[start of Exercise input]

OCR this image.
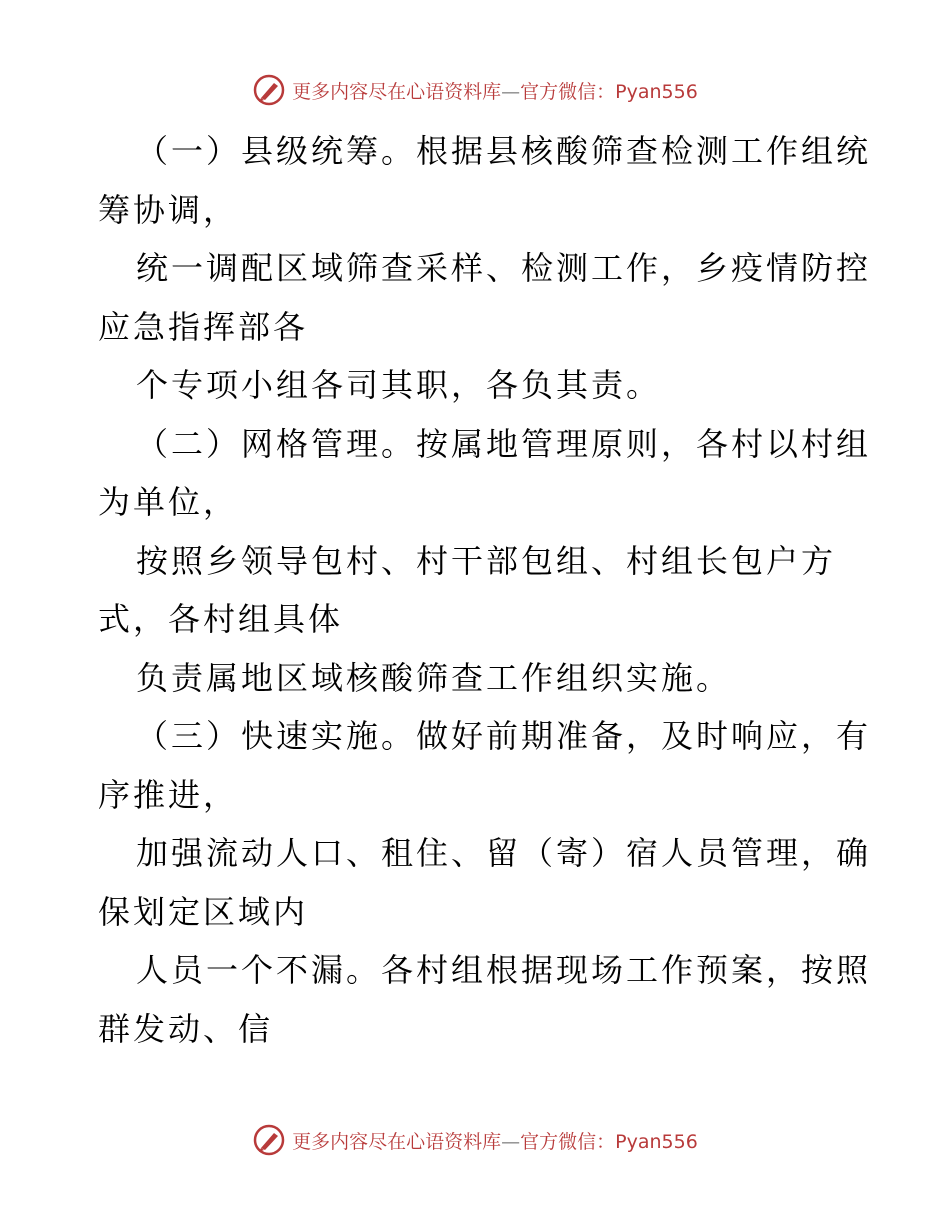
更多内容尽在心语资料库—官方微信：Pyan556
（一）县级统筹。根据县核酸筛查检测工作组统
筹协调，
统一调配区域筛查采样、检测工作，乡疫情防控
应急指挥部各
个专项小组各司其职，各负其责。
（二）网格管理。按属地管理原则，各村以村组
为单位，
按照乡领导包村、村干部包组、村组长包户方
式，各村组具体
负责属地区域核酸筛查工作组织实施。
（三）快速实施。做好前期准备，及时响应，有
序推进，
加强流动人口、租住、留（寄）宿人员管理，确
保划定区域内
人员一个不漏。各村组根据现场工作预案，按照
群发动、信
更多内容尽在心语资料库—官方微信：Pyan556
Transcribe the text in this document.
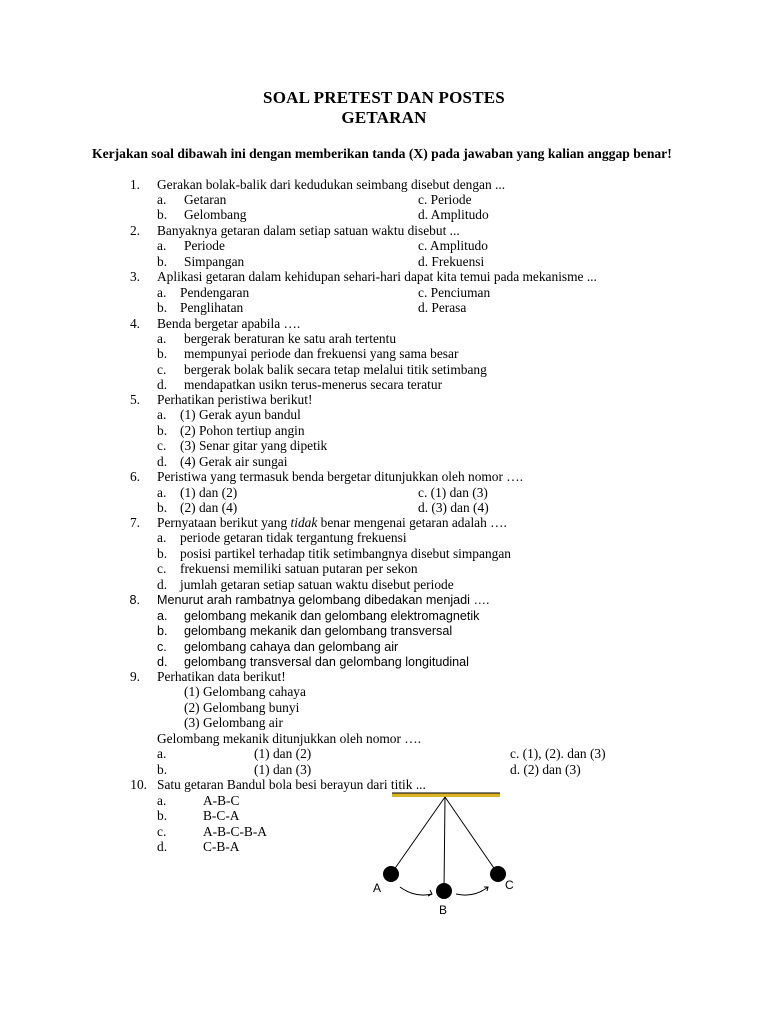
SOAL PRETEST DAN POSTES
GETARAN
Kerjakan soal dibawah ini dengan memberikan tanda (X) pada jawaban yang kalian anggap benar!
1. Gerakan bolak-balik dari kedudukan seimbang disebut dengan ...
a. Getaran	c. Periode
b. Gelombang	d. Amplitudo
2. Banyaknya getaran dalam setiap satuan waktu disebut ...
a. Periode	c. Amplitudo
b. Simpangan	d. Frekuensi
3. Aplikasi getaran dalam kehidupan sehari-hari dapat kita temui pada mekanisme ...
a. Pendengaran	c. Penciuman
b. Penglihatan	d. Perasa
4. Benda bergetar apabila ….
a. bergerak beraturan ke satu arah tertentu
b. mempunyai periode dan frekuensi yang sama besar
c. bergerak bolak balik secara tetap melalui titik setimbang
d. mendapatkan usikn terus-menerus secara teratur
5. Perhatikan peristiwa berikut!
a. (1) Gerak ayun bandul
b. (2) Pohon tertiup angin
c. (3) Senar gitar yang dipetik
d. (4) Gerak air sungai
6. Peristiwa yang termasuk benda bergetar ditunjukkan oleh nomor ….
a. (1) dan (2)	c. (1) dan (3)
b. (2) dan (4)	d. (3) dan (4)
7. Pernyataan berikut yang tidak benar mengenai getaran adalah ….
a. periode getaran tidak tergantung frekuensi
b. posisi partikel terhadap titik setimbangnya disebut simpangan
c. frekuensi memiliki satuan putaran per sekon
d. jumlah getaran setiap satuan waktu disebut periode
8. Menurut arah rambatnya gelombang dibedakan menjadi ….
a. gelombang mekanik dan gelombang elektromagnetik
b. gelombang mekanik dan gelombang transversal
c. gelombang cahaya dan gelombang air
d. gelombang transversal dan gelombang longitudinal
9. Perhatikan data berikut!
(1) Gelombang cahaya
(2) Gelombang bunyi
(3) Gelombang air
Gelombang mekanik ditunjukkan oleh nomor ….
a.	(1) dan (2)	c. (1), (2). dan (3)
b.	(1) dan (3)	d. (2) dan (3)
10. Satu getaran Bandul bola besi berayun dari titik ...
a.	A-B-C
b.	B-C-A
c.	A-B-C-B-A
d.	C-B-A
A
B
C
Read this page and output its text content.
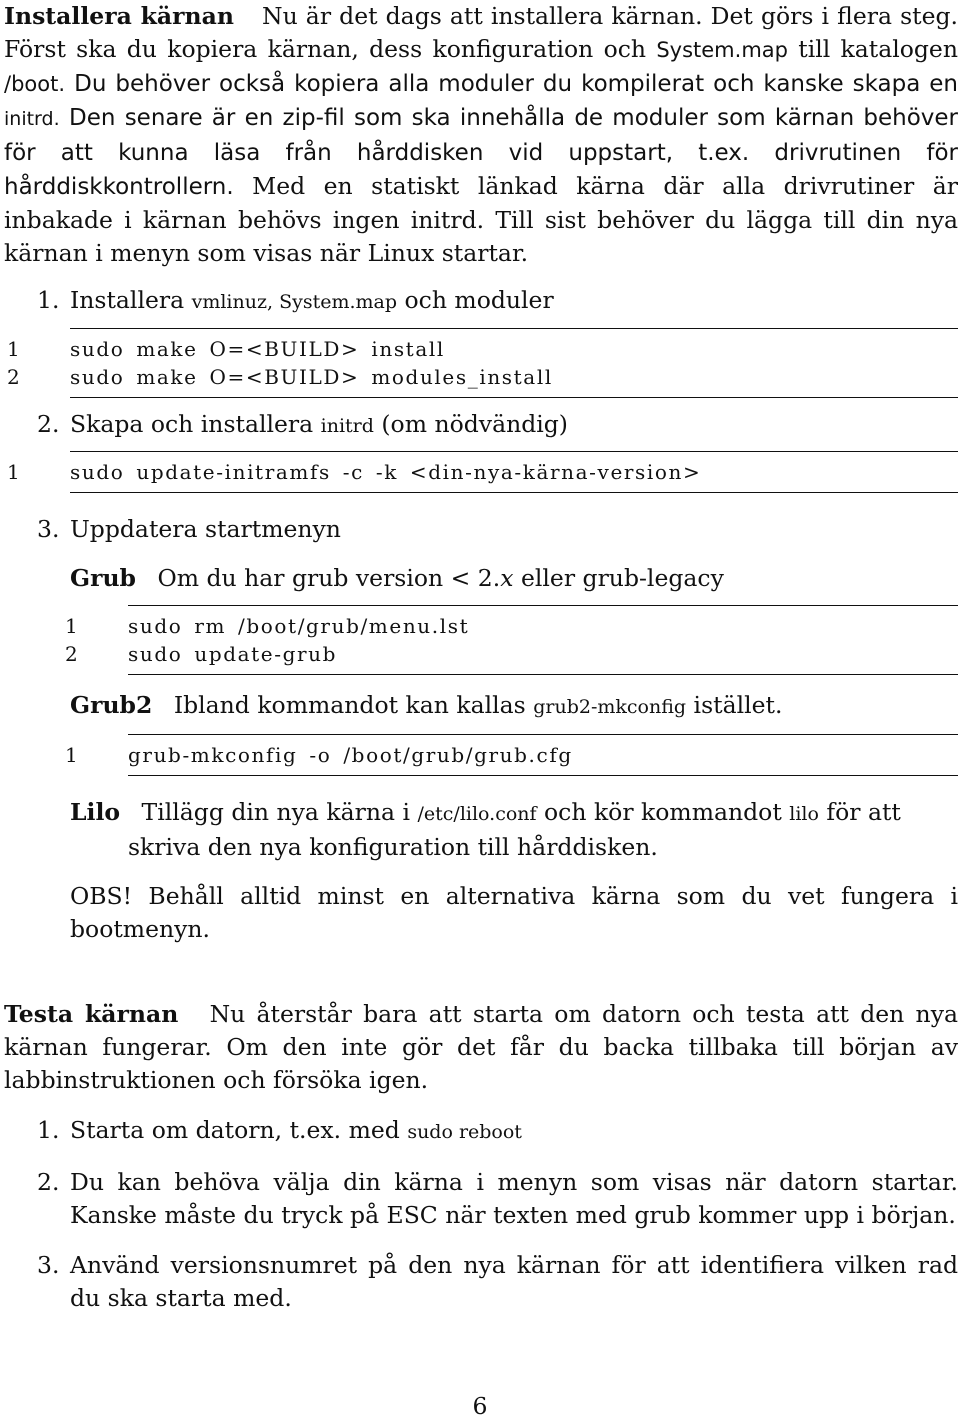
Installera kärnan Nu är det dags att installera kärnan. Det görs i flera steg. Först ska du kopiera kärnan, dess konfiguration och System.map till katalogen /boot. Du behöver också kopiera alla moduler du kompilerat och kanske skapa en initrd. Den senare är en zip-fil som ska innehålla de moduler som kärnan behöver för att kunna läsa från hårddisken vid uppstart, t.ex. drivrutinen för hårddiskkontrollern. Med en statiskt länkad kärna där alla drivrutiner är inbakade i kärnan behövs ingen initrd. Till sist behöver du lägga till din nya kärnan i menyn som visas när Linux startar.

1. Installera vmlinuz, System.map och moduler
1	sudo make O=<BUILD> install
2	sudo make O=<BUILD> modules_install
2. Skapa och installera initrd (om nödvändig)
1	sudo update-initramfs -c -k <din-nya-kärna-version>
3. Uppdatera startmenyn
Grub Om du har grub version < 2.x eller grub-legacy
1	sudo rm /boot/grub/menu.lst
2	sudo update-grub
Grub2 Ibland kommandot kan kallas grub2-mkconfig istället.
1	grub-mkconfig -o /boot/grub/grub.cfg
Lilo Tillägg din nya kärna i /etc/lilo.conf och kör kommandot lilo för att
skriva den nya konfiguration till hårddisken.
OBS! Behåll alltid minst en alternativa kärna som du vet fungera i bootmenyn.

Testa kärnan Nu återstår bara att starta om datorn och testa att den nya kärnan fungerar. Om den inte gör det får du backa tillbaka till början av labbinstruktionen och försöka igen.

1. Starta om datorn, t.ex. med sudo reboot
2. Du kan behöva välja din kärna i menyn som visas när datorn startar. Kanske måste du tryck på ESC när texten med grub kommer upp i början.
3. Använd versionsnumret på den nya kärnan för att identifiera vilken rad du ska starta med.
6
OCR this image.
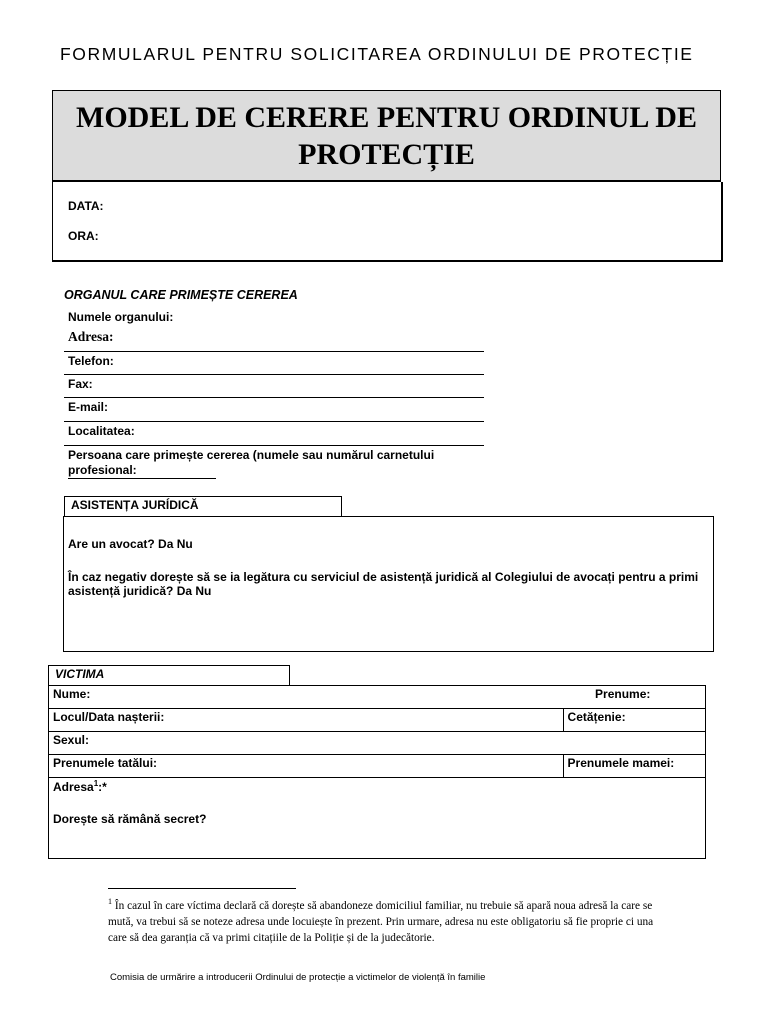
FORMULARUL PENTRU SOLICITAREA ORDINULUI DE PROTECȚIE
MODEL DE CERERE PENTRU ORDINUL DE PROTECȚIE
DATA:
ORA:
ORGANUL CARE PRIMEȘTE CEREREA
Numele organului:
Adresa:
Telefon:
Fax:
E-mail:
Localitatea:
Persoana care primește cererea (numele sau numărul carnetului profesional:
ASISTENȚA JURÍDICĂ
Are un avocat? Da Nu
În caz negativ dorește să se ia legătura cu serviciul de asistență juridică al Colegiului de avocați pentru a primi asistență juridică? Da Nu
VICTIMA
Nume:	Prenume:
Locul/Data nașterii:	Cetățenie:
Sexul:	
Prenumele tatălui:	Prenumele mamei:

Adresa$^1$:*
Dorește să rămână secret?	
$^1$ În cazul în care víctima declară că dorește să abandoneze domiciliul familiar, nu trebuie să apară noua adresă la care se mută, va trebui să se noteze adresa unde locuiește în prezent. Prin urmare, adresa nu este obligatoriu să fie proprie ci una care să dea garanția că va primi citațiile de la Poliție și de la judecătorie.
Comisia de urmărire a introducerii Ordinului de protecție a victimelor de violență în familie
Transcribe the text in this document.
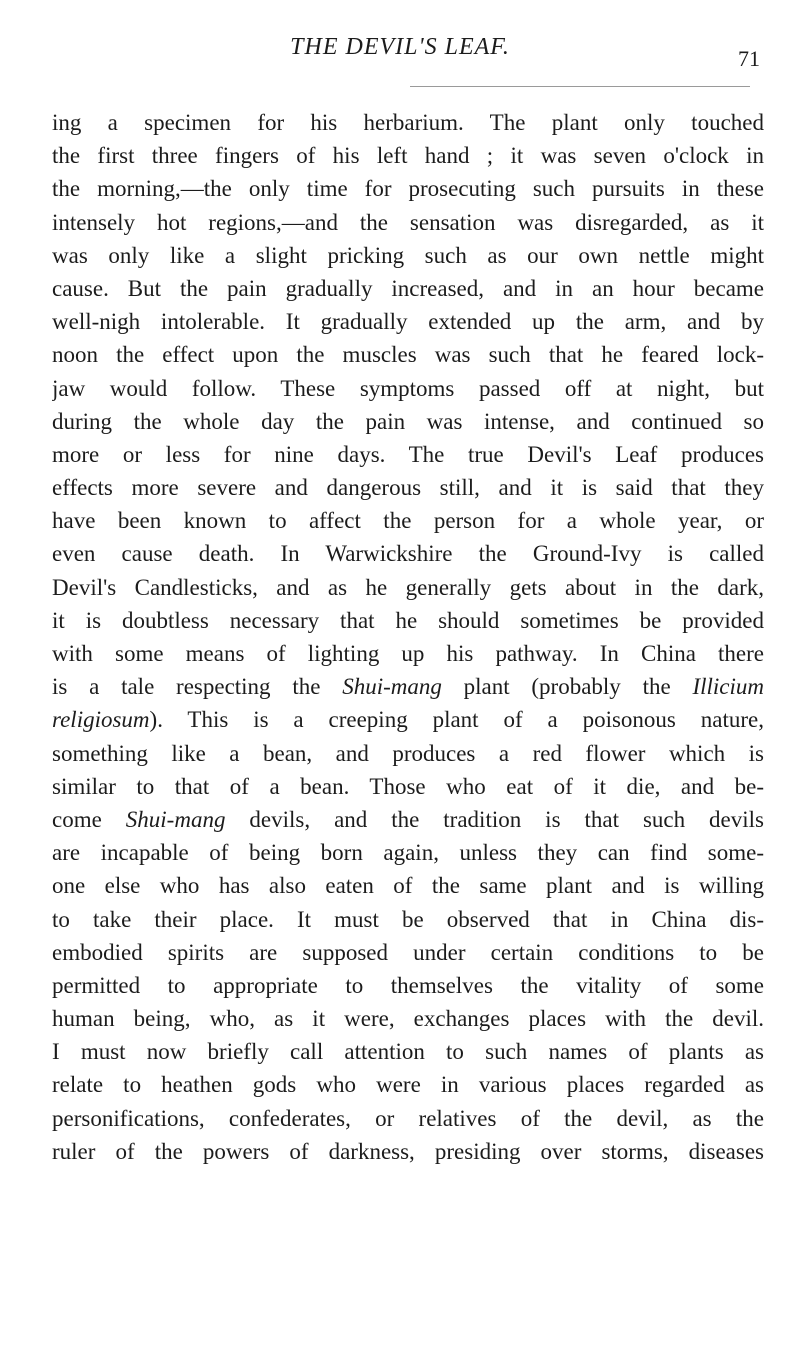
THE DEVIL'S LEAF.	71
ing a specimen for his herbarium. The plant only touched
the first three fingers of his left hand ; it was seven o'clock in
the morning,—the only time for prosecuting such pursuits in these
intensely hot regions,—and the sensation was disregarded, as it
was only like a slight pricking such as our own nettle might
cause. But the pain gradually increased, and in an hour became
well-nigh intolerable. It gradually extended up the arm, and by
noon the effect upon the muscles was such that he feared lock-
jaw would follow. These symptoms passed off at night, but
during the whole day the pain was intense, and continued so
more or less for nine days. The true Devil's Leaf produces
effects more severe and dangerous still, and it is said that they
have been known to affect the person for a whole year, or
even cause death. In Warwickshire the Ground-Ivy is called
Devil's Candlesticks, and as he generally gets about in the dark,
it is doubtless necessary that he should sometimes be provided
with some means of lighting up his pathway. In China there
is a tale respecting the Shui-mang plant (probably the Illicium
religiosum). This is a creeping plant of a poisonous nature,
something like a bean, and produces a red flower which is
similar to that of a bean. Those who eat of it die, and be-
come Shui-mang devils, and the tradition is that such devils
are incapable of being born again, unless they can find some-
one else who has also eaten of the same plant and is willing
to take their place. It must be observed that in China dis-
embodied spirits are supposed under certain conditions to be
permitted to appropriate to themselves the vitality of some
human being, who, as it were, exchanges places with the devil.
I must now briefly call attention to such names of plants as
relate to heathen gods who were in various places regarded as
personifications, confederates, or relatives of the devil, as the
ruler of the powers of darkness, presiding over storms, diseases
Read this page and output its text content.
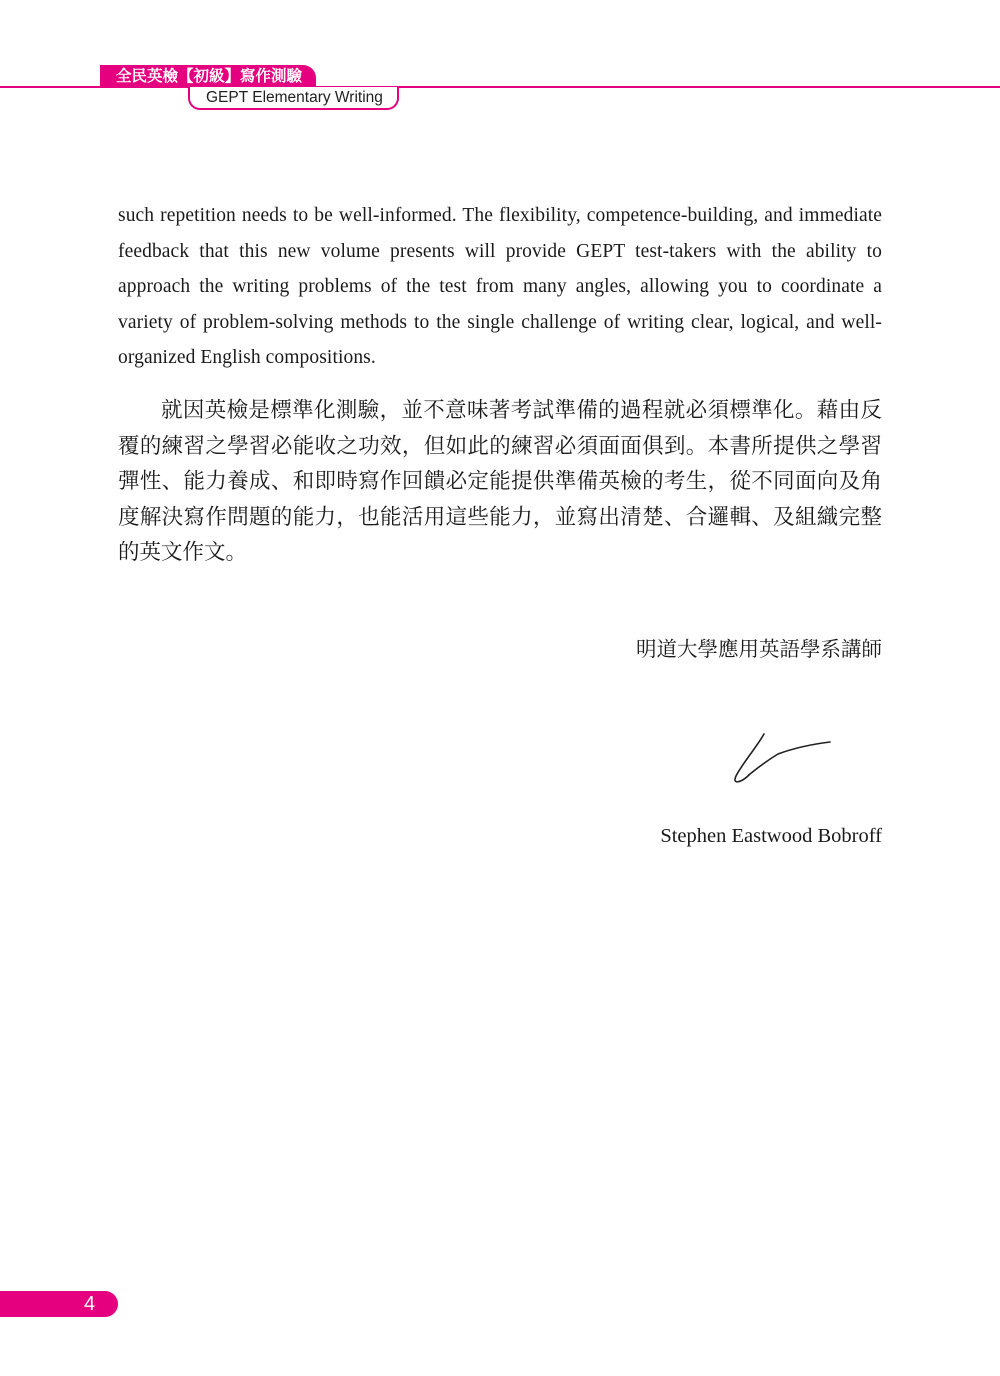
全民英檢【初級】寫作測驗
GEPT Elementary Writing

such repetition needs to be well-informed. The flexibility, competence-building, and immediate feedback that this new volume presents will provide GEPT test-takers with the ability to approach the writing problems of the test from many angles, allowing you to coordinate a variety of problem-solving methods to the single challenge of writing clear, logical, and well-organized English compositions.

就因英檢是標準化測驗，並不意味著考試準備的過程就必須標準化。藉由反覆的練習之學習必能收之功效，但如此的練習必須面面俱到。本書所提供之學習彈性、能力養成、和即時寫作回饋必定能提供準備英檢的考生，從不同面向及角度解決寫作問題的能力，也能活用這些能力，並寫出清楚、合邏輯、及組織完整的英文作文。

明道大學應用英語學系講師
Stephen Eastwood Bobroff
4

[end of Exercise input]

#### Problem to work on
From the entries above, extract each line containing "kommandot".

#### Solution for this exercise
Grub2 Ibland kommandot kan kallas grub2-mkconfig istället.
Lilo Tillägg din nya kärna i /etc/lilo.conf och kör kommandot lilo för att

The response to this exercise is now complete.